__Provided data__
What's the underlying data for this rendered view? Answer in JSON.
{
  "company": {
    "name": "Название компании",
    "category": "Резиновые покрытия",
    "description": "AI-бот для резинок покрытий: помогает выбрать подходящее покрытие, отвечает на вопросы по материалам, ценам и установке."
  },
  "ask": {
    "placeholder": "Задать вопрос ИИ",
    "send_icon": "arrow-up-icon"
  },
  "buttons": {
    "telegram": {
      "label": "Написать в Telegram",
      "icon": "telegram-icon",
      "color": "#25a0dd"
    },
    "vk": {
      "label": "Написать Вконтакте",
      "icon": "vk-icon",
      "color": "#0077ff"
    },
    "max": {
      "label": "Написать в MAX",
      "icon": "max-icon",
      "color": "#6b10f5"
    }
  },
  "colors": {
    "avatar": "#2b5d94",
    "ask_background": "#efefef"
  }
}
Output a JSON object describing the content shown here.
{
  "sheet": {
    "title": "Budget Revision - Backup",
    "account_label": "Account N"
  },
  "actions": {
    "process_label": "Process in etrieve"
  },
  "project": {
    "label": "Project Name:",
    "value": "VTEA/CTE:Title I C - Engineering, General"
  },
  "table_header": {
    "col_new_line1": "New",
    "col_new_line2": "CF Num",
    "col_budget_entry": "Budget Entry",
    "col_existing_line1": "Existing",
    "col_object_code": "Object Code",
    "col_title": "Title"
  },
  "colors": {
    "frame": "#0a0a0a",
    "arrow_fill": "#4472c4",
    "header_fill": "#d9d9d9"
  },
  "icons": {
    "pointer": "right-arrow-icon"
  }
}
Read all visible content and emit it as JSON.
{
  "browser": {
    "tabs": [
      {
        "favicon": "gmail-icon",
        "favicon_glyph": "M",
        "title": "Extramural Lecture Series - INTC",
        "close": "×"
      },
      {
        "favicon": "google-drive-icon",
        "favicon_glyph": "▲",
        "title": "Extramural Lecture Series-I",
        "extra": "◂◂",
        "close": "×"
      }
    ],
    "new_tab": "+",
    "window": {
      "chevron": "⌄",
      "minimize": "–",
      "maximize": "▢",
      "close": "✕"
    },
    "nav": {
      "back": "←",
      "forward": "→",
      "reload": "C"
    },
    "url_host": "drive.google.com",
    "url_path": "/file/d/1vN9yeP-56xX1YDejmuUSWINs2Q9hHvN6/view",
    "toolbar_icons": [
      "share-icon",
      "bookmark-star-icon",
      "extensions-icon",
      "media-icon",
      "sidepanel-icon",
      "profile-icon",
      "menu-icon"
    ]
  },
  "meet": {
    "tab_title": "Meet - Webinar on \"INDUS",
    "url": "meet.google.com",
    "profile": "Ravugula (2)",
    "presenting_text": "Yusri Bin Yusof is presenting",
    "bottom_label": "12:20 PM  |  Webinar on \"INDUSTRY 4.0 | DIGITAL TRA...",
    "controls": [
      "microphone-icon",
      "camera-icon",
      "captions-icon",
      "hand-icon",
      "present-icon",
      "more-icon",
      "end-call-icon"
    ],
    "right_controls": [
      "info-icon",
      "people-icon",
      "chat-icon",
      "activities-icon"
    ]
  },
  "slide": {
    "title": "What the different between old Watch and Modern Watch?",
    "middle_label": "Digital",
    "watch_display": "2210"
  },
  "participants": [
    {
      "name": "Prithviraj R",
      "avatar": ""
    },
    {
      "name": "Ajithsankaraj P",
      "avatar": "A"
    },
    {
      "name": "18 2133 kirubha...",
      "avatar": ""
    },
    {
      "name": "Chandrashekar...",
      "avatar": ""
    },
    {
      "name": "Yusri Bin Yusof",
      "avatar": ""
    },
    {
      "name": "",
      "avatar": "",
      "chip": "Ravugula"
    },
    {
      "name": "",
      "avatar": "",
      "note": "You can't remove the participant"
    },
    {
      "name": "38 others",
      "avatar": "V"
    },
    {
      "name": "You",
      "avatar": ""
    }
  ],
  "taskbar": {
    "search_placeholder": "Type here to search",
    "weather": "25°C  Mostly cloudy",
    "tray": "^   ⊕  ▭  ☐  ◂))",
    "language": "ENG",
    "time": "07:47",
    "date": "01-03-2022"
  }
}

__Requirements__
Extract all the material, leaving every line as it is.

__Completed exercise__
What's the underlying data for this rendered view? Answer in JSON.
{
  "company": {
    "name": "Название компании",
    "category": "Резиновые покрытия",
    "description": "AI-бот для резинок покрытий: помогает выбрать подходящее покрытие, отвечает на вопросы по материалам, ценам и установке."
  },
  "ask": {
    "placeholder": "Задать вопрос ИИ",
    "send_icon": "arrow-up-icon"
  },
  "buttons": {
    "telegram": {
      "label": "Написать в Telegram",
      "icon": "telegram-icon",
      "color": "#25a0dd"
    },
    "vk": {
      "label": "Написать Вконтакте",
      "icon": "vk-icon",
      "color": "#0077ff"
    },
    "max": {
      "label": "Написать в MAX",
      "icon": "max-icon",
      "color": "#6b10f5"
    }
  },
  "colors": {
    "avatar": "#2b5d94",
    "ask_background": "#efefef"
  }
}
Output a JSON object describing the content shown here.
{
  "sheet": {
    "title": "Budget Revision - Backup",
    "account_label": "Account N"
  },
  "actions": {
    "process_label": "Process in etrieve"
  },
  "project": {
    "label": "Project Name:",
    "value": "VTEA/CTE:Title I C - Engineering, General"
  },
  "table_header": {
    "col_new_line1": "New",
    "col_new_line2": "CF Num",
    "col_budget_entry": "Budget Entry",
    "col_existing_line1": "Existing",
    "col_object_code": "Object Code",
    "col_title": "Title"
  },
  "colors": {
    "frame": "#0a0a0a",
    "arrow_fill": "#4472c4",
    "header_fill": "#d9d9d9"
  },
  "icons": {
    "pointer": "right-arrow-icon"
  }
}
Read all visible content and emit it as JSON.
{
  "browser": {
    "tabs": [
      {
        "favicon": "gmail-icon",
        "favicon_glyph": "M",
        "title": "Extramural Lecture Series - INTC",
        "close": "×"
      },
      {
        "favicon": "google-drive-icon",
        "favicon_glyph": "▲",
        "title": "Extramural Lecture Series-I",
        "extra": "◂◂",
        "close": "×"
      }
    ],
    "new_tab": "+",
    "window": {
      "chevron": "⌄",
      "minimize": "–",
      "maximize": "▢",
      "close": "✕"
    },
    "nav": {
      "back": "←",
      "forward": "→",
      "reload": "C"
    },
    "url_host": "drive.google.com",
    "url_path": "/file/d/1vN9yeP-56xX1YDejmuUSWINs2Q9hHvN6/view",
    "toolbar_icons": [
      "share-icon",
      "bookmark-star-icon",
      "extensions-icon",
      "media-icon",
      "sidepanel-icon",
      "profile-icon",
      "menu-icon"
    ]
  },
  "meet": {
    "tab_title": "Meet - Webinar on \"INDUS",
    "url": "meet.google.com",
    "profile": "Ravugula (2)",
    "presenting_text": "Yusri Bin Yusof is presenting",
    "bottom_label": "12:20 PM  |  Webinar on \"INDUSTRY 4.0 | DIGITAL TRA...",
    "controls": [
      "microphone-icon",
      "camera-icon",
      "captions-icon",
      "hand-icon",
      "present-icon",
      "more-icon",
      "end-call-icon"
    ],
    "right_controls": [
      "info-icon",
      "people-icon",
      "chat-icon",
      "activities-icon"
    ]
  },
  "slide": {
    "title": "What the different between old Watch and Modern Watch?",
    "middle_label": "Digital",
    "watch_display": "2210"
  },
  "participants": [
    {
      "name": "Prithviraj R",
      "avatar": ""
    },
    {
      "name": "Ajithsankaraj P",
      "avatar": "A"
    },
    {
      "name": "18 2133 kirubha...",
      "avatar": ""
    },
    {
      "name": "Chandrashekar...",
      "avatar": ""
    },
    {
      "name": "Yusri Bin Yusof",
      "avatar": ""
    },
    {
      "name": "",
      "avatar": "",
      "chip": "Ravugula"
    },
    {
      "name": "",
      "avatar": "",
      "note": "You can't remove the participant"
    },
    {
      "name": "38 others",
      "avatar": "V"
    },
    {
      "name": "You",
      "avatar": ""
    }
  ],
  "taskbar": {
    "search_placeholder": "Type here to search",
    "weather": "25°C  Mostly cloudy",
    "tray": "^   ⊕  ▭  ☐  ◂))",
    "language": "ENG",
    "time": "07:47",
    "date": "01-03-2022"
  }
}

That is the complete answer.